Extracted entries:
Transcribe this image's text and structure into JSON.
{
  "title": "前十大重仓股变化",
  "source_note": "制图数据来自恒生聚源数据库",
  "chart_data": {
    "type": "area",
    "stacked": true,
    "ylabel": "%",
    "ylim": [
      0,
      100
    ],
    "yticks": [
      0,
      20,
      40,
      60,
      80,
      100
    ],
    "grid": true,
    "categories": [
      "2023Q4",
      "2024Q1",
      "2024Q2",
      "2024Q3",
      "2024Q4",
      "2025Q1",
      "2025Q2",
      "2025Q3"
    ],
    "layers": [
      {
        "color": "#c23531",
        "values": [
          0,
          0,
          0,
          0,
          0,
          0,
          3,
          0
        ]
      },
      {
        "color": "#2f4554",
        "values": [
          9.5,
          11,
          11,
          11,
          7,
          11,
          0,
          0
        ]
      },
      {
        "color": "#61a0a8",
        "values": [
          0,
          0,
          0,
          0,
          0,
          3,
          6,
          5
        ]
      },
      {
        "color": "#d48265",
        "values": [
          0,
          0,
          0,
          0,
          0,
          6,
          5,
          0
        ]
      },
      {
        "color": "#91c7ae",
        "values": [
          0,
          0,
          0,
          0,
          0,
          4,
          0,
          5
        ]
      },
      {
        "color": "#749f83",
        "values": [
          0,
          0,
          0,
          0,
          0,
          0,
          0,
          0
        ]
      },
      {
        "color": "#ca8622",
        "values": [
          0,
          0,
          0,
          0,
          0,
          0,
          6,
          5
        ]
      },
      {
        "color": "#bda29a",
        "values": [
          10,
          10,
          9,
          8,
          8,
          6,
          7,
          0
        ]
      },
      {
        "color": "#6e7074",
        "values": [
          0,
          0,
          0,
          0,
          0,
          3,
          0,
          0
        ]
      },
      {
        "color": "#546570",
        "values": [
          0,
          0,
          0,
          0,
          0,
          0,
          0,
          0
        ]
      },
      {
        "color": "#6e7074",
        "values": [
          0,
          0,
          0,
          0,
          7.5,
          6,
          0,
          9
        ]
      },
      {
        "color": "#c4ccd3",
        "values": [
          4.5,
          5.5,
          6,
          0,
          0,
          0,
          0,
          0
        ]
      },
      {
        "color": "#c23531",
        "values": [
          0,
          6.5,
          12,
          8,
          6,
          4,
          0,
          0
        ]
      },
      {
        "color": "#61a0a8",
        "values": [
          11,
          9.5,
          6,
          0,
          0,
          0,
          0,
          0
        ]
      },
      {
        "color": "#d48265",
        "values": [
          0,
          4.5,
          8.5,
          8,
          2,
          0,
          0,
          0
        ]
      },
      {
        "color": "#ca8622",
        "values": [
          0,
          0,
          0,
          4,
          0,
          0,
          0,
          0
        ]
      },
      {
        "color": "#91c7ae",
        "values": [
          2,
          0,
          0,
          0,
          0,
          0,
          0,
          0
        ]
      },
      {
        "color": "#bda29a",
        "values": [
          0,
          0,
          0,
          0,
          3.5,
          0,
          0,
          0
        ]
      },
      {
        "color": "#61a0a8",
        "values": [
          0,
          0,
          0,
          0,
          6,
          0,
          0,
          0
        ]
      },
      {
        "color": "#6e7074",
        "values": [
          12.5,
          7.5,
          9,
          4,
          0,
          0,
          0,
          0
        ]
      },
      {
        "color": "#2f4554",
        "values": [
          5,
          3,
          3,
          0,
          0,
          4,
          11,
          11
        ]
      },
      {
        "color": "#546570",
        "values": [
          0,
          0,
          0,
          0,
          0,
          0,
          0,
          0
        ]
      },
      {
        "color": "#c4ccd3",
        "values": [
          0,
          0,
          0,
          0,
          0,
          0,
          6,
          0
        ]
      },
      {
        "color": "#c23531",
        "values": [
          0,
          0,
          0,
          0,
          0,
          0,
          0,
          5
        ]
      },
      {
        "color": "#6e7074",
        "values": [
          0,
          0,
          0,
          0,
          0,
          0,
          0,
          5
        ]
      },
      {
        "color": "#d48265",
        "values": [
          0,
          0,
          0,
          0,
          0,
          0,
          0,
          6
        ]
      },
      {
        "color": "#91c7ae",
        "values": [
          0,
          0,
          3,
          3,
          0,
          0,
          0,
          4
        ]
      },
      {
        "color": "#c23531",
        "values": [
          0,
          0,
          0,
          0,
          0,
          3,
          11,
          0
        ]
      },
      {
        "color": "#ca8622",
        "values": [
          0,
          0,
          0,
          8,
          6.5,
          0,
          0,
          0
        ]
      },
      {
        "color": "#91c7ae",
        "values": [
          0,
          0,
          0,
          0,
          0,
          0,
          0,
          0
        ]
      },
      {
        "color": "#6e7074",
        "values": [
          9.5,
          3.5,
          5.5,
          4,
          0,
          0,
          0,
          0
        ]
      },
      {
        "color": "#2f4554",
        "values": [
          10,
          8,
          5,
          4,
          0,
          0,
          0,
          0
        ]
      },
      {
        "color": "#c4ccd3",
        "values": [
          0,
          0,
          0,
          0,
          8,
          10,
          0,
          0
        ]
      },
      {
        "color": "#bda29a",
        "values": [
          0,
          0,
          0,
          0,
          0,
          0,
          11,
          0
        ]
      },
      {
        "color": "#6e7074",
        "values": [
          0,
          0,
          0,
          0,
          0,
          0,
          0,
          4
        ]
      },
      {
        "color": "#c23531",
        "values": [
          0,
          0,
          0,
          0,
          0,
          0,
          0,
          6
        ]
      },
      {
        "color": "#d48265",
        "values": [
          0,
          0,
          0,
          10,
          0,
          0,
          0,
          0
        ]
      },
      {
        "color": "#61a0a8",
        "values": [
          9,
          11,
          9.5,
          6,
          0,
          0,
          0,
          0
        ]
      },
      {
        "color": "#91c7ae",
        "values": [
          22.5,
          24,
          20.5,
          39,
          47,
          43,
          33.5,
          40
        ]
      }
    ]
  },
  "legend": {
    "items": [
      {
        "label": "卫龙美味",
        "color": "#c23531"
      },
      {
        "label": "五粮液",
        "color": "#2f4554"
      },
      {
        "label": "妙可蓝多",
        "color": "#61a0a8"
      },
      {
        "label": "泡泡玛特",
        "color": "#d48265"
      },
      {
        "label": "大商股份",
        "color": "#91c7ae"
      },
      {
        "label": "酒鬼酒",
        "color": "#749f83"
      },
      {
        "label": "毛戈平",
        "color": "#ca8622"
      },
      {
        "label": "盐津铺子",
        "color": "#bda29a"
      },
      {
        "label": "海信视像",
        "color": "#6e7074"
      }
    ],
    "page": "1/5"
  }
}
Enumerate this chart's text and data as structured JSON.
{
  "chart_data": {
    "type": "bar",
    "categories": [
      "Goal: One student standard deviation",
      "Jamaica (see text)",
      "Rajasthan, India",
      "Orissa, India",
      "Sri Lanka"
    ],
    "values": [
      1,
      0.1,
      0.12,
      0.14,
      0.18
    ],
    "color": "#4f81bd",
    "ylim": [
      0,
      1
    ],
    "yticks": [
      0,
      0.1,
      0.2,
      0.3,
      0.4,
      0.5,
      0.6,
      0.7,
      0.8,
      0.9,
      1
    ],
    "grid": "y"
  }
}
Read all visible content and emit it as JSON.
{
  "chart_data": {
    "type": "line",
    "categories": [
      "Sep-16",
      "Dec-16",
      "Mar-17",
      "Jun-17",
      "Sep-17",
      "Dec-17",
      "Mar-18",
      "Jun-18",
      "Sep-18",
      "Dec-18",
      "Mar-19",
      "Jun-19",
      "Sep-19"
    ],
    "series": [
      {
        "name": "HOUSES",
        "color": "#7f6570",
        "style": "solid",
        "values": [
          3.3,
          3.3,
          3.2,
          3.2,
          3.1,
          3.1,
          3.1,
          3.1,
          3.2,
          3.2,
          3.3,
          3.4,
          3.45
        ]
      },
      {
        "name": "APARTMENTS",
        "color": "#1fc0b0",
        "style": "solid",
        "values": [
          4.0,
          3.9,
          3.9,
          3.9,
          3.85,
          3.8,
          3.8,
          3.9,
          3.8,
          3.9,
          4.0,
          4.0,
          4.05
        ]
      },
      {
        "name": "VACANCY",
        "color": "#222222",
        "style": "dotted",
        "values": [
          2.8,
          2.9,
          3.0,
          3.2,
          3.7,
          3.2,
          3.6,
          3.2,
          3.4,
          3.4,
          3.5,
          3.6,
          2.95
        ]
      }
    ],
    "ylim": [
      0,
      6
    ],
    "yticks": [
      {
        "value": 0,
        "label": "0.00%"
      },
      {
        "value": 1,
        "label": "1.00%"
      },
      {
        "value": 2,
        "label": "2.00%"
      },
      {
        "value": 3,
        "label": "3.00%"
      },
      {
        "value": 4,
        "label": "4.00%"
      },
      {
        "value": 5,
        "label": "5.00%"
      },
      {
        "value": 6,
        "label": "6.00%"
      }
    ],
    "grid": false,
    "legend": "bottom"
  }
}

Stated problem: Show each line of the data that contains the string "name".

Exercise solution:
        "name": "HOUSES",
        "name": "APARTMENTS",
        "name": "VACANCY",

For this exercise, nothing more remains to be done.